### THE EXERCISE
Locate every line in the records below that contains the word "this", and copy each one.

Records from a dataset
# # # # # # #

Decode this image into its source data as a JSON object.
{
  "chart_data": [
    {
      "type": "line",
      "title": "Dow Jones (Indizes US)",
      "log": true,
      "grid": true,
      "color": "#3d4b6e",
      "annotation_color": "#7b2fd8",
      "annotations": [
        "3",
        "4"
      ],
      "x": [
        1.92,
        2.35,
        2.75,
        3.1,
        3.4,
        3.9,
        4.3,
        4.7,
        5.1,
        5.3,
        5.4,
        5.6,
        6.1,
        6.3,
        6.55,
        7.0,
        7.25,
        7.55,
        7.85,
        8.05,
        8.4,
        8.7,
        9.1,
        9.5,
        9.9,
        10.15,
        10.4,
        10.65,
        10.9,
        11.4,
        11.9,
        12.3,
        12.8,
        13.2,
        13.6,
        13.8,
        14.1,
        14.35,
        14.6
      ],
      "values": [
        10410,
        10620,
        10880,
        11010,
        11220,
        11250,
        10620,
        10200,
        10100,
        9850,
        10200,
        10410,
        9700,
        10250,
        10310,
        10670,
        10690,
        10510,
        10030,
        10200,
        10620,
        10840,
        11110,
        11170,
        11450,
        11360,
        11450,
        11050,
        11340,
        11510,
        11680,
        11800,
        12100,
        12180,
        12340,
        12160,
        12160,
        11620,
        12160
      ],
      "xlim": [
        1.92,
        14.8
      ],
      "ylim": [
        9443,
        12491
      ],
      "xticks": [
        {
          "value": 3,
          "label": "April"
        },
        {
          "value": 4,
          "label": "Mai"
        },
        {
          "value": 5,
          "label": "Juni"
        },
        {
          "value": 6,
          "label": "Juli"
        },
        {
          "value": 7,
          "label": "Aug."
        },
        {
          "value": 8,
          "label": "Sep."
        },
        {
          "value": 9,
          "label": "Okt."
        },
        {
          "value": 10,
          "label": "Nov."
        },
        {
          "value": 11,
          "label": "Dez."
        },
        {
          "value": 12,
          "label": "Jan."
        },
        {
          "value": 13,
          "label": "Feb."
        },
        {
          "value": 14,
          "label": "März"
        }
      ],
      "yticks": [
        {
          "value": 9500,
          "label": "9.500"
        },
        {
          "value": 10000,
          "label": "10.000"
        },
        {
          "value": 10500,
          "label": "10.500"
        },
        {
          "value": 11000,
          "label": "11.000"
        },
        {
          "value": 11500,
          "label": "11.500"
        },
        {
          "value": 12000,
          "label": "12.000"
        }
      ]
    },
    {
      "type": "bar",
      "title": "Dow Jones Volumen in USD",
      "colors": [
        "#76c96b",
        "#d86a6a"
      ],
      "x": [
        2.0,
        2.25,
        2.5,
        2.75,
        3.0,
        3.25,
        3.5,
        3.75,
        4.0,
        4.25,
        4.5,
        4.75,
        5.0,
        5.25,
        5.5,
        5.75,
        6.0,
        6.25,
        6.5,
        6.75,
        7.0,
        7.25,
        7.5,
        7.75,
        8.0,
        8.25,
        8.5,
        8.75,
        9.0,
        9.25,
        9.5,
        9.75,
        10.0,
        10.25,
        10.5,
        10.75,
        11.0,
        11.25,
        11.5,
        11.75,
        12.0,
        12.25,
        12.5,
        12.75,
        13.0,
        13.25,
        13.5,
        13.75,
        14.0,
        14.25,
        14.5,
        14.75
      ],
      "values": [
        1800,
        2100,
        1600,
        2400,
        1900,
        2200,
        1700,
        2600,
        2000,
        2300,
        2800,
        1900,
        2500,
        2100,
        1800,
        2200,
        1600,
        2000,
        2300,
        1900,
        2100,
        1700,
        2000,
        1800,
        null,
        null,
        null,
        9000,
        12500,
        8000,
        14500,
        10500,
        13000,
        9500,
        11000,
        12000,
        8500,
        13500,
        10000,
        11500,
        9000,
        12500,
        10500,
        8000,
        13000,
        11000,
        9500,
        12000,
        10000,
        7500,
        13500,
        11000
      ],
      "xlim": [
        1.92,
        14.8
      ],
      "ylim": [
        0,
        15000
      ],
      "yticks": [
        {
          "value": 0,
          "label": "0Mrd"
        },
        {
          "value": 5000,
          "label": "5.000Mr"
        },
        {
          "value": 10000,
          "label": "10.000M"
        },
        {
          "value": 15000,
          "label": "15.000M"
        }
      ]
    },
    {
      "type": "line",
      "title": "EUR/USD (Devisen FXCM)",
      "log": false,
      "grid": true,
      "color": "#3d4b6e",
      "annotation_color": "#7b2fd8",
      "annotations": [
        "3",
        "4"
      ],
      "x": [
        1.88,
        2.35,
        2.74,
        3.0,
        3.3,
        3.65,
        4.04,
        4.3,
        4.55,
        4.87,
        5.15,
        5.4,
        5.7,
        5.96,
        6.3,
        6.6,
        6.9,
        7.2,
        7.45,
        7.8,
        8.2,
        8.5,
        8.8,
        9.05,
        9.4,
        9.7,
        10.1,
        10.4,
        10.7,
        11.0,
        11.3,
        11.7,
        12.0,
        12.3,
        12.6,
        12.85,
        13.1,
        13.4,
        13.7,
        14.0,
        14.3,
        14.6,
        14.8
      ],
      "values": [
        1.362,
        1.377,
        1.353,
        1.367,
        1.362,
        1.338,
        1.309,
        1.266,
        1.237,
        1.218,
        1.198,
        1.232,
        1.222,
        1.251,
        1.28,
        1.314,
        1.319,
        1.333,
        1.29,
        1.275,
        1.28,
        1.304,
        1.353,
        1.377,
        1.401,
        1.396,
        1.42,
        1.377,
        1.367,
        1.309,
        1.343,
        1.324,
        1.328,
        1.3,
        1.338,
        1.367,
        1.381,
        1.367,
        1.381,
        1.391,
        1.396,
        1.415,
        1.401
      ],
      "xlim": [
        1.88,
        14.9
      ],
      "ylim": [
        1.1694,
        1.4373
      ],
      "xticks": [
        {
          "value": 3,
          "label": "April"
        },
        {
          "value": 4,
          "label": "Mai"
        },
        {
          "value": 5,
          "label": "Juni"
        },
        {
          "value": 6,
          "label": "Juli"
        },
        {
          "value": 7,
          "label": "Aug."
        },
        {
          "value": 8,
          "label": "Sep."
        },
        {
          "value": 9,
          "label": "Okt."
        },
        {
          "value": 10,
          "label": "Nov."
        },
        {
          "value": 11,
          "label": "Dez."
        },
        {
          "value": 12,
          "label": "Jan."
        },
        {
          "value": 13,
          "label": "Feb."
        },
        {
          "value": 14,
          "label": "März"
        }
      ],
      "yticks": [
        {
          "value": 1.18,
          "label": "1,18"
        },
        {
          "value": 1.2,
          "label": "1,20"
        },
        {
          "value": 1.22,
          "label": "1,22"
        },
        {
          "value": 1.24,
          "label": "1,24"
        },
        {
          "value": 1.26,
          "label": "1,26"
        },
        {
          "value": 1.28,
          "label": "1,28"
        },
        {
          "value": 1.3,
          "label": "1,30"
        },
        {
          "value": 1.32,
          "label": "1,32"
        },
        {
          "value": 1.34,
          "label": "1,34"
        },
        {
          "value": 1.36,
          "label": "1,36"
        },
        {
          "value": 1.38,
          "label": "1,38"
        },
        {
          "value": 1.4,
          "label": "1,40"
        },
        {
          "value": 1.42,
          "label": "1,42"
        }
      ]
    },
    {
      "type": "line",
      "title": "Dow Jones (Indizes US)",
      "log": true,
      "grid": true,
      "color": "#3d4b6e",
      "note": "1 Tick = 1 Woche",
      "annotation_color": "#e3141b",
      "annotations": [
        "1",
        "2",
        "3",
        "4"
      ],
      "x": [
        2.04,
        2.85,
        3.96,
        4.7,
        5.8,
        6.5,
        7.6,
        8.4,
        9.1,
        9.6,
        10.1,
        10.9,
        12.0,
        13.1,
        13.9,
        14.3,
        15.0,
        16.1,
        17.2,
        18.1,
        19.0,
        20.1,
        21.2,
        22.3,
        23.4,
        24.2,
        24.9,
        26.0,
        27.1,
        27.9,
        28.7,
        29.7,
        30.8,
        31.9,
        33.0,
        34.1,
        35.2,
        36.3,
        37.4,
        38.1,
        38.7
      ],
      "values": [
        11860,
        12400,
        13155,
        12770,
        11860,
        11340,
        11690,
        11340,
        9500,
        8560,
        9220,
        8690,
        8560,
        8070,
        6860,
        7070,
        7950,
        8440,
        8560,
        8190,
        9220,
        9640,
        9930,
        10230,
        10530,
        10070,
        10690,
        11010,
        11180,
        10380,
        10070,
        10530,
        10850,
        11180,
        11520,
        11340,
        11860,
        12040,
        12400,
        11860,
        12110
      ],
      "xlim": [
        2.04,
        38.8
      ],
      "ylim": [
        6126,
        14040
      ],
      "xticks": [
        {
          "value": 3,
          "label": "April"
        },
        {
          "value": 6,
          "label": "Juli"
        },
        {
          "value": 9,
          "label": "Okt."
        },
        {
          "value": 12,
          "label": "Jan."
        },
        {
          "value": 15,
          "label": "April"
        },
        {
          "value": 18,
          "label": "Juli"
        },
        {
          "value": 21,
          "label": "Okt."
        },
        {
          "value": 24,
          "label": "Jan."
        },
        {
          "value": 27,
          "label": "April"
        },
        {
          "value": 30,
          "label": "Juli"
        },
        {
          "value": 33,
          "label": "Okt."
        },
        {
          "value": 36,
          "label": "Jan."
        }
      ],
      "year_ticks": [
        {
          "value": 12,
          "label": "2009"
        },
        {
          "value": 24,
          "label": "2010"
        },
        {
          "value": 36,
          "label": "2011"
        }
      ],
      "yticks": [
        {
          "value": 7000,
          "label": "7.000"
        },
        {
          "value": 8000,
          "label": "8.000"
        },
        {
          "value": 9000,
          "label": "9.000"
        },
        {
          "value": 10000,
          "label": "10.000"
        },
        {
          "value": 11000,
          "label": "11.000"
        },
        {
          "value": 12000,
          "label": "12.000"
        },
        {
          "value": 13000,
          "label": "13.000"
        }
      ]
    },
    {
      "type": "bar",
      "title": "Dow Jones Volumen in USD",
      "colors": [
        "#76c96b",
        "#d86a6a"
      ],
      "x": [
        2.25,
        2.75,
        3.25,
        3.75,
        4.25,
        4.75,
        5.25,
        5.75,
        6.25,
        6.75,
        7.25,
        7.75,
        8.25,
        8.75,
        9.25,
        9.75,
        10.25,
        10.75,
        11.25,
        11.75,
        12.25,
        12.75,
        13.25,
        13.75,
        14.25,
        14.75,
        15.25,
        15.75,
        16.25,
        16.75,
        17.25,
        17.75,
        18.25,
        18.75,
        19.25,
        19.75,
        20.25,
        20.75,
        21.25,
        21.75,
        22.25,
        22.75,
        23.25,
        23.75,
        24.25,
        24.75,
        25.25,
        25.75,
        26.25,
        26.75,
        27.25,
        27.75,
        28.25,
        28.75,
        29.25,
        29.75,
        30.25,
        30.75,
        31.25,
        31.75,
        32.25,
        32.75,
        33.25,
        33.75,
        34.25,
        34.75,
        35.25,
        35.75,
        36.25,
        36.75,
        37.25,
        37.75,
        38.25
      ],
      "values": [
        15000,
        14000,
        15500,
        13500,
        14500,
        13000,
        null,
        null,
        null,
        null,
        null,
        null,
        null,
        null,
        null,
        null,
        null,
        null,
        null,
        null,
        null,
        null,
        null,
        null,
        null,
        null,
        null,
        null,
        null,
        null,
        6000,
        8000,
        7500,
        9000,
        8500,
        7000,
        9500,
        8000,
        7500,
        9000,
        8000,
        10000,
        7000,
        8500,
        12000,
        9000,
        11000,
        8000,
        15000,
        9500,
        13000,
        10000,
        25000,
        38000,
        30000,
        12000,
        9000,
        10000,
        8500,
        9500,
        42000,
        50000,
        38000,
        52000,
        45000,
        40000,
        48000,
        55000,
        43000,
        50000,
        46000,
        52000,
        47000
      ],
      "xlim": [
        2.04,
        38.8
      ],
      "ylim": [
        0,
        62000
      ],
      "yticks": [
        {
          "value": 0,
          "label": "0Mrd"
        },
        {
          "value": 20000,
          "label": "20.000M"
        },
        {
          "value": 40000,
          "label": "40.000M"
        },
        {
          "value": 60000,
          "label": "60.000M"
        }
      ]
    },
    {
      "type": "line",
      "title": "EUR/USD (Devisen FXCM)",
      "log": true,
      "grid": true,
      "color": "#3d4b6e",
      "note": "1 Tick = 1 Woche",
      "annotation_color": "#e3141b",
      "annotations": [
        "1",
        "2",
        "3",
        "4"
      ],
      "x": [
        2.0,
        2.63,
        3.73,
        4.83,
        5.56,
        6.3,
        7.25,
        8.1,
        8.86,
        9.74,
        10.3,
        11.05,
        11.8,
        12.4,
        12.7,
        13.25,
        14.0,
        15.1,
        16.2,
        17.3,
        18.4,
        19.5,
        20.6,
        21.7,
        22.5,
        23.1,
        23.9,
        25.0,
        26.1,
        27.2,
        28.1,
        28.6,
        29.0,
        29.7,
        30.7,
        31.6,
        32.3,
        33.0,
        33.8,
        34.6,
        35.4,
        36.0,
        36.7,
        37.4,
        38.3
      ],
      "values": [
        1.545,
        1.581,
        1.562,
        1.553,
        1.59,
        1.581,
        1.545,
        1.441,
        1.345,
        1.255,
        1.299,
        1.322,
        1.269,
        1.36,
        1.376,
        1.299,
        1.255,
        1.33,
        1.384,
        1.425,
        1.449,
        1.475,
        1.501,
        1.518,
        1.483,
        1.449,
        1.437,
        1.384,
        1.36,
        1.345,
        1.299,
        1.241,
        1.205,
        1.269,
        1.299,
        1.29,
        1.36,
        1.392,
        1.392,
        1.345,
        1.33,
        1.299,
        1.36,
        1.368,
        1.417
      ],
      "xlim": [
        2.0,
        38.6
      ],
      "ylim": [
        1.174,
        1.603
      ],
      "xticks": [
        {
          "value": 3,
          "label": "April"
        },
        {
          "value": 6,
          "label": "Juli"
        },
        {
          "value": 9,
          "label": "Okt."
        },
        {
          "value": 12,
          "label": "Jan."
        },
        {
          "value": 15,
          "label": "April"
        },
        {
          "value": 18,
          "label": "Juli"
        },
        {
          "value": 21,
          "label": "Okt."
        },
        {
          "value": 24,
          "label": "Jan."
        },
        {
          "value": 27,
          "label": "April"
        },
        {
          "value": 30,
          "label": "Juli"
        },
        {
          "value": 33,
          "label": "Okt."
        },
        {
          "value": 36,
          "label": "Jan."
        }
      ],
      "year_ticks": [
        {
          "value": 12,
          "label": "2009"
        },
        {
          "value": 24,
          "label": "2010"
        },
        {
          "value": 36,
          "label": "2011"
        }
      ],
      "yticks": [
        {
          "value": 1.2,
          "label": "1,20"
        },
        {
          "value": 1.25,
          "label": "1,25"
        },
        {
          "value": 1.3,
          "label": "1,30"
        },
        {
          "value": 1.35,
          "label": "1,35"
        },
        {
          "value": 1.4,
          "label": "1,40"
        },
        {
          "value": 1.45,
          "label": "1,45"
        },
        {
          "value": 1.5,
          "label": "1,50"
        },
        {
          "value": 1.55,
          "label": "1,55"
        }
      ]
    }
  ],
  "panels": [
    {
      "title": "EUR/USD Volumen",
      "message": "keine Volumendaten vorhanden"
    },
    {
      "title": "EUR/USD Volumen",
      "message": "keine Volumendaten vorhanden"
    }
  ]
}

# # # # # # #

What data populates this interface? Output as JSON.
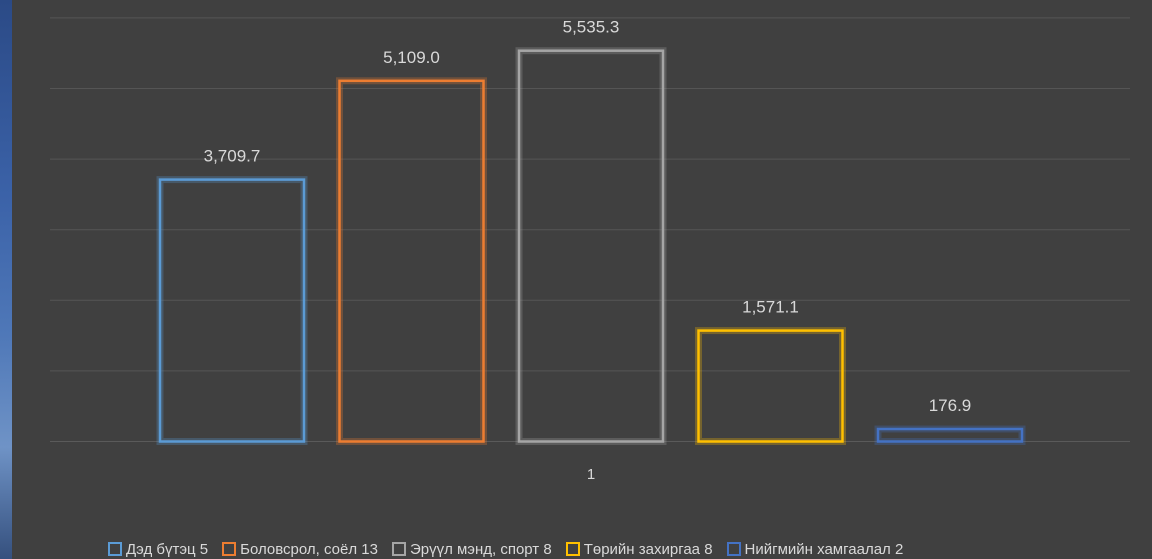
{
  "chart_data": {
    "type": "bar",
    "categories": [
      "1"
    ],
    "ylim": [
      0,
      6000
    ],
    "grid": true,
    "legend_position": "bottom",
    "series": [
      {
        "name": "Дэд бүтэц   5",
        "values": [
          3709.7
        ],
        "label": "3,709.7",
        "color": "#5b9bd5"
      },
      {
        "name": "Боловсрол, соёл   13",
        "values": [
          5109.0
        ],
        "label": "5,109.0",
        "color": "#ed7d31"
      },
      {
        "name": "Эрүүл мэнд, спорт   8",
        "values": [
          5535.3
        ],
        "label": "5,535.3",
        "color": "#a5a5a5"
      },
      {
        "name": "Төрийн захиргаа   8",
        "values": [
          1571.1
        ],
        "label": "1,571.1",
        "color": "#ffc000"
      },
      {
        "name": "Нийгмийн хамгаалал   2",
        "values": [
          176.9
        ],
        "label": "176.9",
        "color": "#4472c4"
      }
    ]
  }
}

# # # # # # #

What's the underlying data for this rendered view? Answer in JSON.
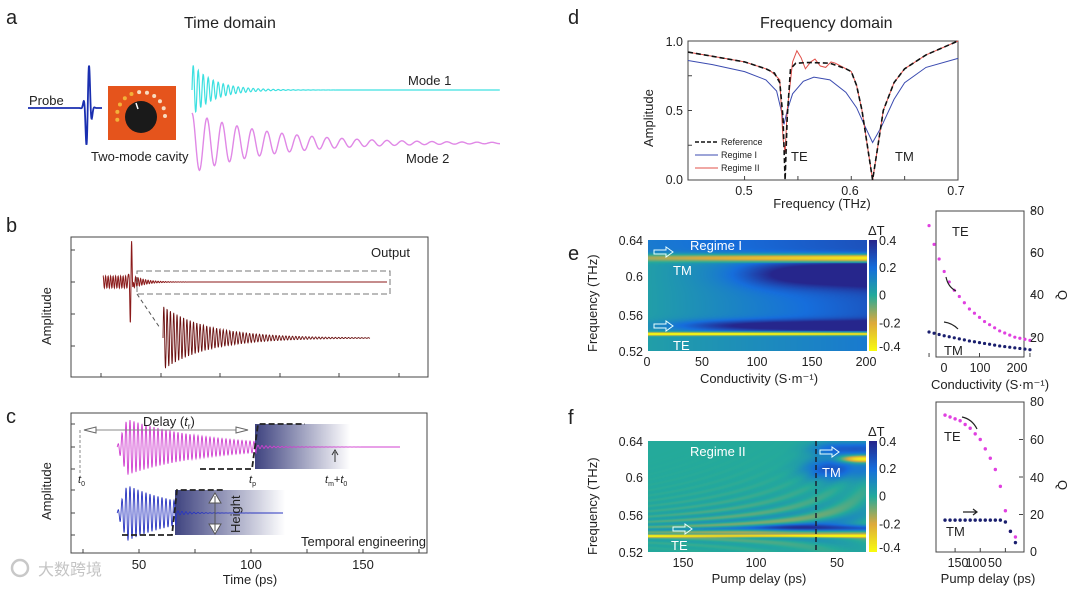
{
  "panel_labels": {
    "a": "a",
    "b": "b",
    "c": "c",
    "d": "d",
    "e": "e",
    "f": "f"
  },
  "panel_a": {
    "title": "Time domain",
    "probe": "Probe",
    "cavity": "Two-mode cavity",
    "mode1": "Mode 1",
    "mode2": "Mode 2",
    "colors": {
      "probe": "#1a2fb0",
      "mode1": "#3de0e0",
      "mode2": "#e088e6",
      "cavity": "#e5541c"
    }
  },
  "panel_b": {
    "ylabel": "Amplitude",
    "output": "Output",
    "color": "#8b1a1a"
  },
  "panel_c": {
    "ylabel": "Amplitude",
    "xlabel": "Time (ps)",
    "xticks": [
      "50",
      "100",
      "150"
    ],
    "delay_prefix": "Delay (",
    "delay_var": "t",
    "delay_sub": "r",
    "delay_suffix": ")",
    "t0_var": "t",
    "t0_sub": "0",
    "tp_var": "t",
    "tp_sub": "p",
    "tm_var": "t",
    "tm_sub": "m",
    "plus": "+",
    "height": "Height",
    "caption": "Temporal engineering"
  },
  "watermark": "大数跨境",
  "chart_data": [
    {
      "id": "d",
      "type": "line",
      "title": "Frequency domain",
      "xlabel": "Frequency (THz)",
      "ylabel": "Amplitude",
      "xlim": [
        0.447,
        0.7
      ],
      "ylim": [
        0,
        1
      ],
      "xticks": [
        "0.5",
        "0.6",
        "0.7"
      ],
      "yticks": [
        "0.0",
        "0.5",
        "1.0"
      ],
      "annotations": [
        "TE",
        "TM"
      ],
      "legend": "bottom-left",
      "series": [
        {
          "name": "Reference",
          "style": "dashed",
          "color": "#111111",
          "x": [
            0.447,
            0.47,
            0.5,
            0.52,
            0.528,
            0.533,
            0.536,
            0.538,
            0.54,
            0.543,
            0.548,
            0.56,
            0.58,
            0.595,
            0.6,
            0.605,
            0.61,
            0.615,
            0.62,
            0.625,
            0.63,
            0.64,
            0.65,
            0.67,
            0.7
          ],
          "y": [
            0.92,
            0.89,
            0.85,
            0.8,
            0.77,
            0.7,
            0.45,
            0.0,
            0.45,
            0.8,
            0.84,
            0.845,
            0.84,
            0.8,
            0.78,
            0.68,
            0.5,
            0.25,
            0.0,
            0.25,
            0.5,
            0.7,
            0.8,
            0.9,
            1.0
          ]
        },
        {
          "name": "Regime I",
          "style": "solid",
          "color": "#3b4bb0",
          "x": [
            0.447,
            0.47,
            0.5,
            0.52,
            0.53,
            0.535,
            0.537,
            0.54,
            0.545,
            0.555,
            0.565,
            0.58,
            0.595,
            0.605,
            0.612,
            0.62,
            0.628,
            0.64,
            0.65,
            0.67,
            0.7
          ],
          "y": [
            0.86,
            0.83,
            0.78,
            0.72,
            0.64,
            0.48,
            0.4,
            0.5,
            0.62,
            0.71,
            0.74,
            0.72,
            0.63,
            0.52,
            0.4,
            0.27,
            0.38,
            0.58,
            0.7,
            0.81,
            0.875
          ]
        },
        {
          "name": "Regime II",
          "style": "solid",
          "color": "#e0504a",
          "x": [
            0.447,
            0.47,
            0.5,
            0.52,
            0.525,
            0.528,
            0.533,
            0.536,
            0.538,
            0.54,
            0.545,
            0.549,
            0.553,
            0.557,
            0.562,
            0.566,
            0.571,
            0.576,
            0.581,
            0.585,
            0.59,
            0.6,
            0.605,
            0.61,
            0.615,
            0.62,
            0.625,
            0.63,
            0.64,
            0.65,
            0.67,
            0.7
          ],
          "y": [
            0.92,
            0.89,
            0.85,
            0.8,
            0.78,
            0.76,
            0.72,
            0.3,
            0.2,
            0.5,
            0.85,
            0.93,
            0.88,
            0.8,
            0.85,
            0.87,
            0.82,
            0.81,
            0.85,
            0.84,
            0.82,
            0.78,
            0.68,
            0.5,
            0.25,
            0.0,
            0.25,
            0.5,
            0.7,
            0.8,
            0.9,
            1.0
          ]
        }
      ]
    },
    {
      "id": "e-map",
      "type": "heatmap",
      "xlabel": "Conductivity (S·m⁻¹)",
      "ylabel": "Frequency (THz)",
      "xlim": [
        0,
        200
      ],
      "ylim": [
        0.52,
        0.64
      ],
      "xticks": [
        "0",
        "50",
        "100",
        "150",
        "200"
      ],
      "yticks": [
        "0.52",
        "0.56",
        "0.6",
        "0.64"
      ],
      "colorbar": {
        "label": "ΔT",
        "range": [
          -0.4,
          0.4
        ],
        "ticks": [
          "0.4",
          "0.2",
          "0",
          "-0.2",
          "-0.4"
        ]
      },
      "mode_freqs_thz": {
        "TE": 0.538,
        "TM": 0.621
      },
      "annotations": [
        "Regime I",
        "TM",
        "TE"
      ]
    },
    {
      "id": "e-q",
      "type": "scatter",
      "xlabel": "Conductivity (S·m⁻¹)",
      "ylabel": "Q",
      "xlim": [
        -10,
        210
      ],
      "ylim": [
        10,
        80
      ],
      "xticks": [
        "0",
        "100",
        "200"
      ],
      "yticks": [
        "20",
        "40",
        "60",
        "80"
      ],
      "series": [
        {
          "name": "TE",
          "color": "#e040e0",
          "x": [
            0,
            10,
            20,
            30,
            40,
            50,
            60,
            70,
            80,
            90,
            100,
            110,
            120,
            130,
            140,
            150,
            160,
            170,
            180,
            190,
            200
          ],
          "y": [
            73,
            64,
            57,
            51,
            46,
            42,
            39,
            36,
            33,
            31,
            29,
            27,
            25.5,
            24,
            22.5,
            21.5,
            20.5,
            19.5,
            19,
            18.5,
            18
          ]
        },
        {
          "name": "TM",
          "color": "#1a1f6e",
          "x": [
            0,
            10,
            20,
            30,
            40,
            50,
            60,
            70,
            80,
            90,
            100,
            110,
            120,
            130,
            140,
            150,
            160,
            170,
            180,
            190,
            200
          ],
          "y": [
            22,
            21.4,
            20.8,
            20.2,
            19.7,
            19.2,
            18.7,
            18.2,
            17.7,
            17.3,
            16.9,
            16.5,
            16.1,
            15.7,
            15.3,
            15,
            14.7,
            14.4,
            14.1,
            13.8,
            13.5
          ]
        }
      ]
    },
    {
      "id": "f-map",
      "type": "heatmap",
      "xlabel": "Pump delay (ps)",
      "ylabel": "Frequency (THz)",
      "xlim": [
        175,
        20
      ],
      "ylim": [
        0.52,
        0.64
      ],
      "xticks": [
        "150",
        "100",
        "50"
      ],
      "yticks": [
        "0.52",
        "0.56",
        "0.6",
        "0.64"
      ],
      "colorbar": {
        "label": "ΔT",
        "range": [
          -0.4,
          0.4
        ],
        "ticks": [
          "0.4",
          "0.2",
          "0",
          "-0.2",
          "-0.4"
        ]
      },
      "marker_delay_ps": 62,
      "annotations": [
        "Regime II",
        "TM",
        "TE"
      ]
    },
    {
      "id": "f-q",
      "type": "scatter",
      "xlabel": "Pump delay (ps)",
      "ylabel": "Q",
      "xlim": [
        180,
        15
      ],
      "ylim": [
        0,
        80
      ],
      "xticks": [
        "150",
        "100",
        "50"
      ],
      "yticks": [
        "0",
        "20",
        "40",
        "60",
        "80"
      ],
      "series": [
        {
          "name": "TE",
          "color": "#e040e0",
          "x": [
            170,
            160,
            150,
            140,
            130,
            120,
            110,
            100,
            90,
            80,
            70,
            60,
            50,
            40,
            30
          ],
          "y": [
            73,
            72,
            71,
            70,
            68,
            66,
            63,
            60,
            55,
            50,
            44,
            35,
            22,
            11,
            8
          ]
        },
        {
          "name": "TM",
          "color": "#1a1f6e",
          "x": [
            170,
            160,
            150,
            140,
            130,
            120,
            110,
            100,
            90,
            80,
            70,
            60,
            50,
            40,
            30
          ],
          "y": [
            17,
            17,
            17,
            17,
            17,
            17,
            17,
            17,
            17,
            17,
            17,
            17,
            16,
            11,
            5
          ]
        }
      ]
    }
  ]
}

# # # # # # #

### FINAL RESULT
Decode this image into its source data as a JSON object.
What data populates this interface? Output as JSON.
What's the underlying data for this rendered view? Answer in JSON.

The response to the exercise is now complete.